▸ **THE TASK**: Below is a block of records: output all of them exactly and leave out the pictures.

Data entries
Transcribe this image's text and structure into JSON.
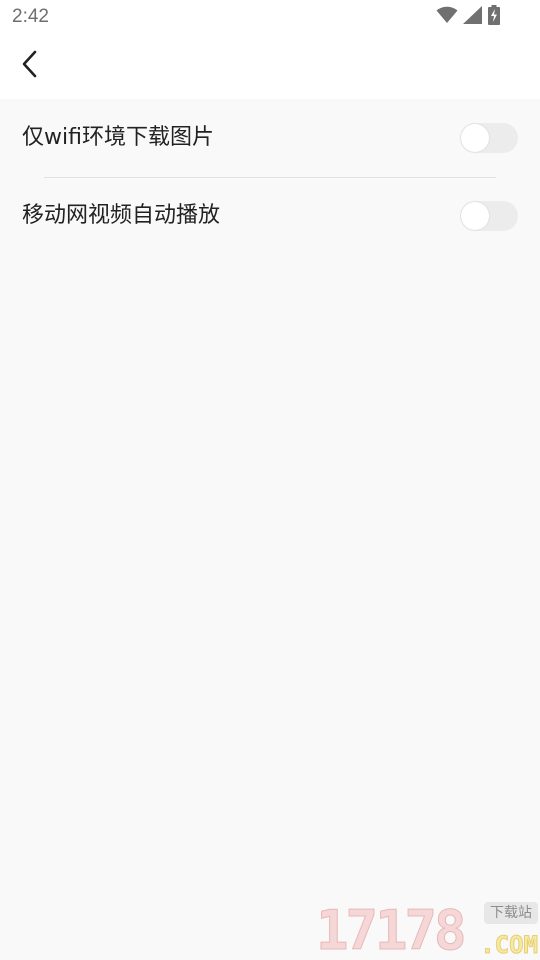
{
  "status_bar": {
    "time": "2:42",
    "icons": [
      "wifi-icon",
      "cellular-signal-icon",
      "battery-charging-icon"
    ]
  },
  "app_bar": {
    "back_icon": "chevron-left-icon"
  },
  "settings": [
    {
      "label": "仅wifi环境下载图片",
      "enabled": false
    },
    {
      "label": "移动网视频自动播放",
      "enabled": false
    }
  ],
  "watermark": {
    "number": "17178",
    "badge": "下载站",
    "domain": ".COM"
  },
  "colors": {
    "background": "#f9f9f9",
    "bar_background": "#ffffff",
    "text": "#222222",
    "toggle_track_off": "#ececec",
    "toggle_knob": "#ffffff",
    "divider": "#e2e2e2"
  }
}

▸ **FINISHED ANSWER**:
Transcribe this image's text and structure into JSON.
{
  "status_bar": {
    "time": "2:42",
    "icons": [
      "wifi-icon",
      "cellular-signal-icon",
      "battery-charging-icon"
    ]
  },
  "app_bar": {
    "back_icon": "chevron-left-icon"
  },
  "settings": [
    {
      "label": "仅wifi环境下载图片",
      "enabled": false
    },
    {
      "label": "移动网视频自动播放",
      "enabled": false
    }
  ],
  "watermark": {
    "number": "17178",
    "badge": "下载站",
    "domain": ".COM"
  },
  "colors": {
    "background": "#f9f9f9",
    "bar_background": "#ffffff",
    "text": "#222222",
    "toggle_track_off": "#ececec",
    "toggle_knob": "#ffffff",
    "divider": "#e2e2e2"
  }
}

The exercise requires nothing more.